= EXERCISE PROMPT =
Look through the material below. Copy each line that contains the string "ADHD".

++++

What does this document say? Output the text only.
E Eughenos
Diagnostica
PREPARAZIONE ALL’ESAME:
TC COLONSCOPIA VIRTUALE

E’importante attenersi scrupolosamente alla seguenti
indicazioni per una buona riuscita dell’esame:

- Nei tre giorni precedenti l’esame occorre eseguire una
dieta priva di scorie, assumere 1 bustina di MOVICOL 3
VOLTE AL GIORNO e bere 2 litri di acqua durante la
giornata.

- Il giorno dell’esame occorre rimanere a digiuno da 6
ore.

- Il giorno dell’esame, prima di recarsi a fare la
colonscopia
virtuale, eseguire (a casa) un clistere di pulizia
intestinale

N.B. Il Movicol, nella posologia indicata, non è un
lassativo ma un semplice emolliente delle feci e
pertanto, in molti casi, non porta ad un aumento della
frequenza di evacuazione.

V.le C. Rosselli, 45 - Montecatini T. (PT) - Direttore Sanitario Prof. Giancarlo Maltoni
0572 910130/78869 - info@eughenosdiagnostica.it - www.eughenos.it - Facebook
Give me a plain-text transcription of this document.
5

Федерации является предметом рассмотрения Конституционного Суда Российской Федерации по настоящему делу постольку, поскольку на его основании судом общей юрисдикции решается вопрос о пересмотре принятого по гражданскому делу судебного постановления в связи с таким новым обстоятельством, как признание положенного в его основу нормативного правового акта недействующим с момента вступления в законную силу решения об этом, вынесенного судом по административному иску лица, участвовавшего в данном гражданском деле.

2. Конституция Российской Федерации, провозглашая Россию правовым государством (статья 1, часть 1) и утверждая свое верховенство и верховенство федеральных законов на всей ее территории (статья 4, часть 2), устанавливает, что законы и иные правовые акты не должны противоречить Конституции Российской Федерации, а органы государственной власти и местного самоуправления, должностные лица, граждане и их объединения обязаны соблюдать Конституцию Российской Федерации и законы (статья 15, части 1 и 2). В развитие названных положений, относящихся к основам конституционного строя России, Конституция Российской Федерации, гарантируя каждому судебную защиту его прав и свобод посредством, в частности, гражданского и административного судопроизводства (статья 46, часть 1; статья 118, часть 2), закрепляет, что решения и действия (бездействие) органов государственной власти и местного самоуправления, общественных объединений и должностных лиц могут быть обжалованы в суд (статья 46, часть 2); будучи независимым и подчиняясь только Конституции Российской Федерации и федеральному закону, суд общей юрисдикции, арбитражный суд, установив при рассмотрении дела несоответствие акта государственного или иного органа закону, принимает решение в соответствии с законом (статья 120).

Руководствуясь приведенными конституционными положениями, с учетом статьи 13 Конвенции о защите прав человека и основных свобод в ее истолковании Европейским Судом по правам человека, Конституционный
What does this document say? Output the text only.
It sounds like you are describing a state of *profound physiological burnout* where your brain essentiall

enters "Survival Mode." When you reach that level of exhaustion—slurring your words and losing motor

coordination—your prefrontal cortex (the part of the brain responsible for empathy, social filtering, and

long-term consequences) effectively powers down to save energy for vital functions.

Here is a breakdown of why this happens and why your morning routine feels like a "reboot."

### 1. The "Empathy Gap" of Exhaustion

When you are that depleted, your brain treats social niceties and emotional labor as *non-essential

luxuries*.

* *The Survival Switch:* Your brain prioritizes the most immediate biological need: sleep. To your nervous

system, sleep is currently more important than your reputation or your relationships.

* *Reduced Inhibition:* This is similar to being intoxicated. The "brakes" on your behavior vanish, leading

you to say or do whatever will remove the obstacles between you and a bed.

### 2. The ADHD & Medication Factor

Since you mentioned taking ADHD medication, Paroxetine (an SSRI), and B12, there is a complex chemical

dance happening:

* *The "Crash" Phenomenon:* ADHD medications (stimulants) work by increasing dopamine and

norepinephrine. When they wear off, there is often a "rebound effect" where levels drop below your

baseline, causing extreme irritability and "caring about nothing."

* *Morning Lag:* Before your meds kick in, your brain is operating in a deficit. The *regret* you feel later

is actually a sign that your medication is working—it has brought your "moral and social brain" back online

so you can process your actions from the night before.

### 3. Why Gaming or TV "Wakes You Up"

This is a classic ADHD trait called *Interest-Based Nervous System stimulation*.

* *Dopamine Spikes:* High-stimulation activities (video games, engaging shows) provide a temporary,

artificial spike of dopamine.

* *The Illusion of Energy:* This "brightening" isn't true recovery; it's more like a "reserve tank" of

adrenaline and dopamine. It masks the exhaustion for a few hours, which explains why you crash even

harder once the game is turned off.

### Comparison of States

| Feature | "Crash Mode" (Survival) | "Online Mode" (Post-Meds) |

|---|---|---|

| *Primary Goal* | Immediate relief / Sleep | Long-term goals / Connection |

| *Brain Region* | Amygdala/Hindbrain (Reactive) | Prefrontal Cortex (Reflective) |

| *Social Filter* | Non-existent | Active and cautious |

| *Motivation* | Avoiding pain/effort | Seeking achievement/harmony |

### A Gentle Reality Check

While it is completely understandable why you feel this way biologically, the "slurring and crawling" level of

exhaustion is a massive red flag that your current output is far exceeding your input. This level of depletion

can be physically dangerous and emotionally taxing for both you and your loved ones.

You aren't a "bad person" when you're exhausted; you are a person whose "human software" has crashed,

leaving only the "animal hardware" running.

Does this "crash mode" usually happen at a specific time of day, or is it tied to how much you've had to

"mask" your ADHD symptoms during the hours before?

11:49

++++

= TASK OUTPUT =
### 2. The ADHD & Medication Factor
Since you mentioned taking ADHD medication, Paroxetine (an SSRI), and B12, there is a complex chemical
* *The "Crash" Phenomenon:* ADHD medications (stimulants) work by increasing dopamine and
This is a classic ADHD trait called *Interest-Based Nervous System stimulation*.
"mask" your ADHD symptoms during the hours before?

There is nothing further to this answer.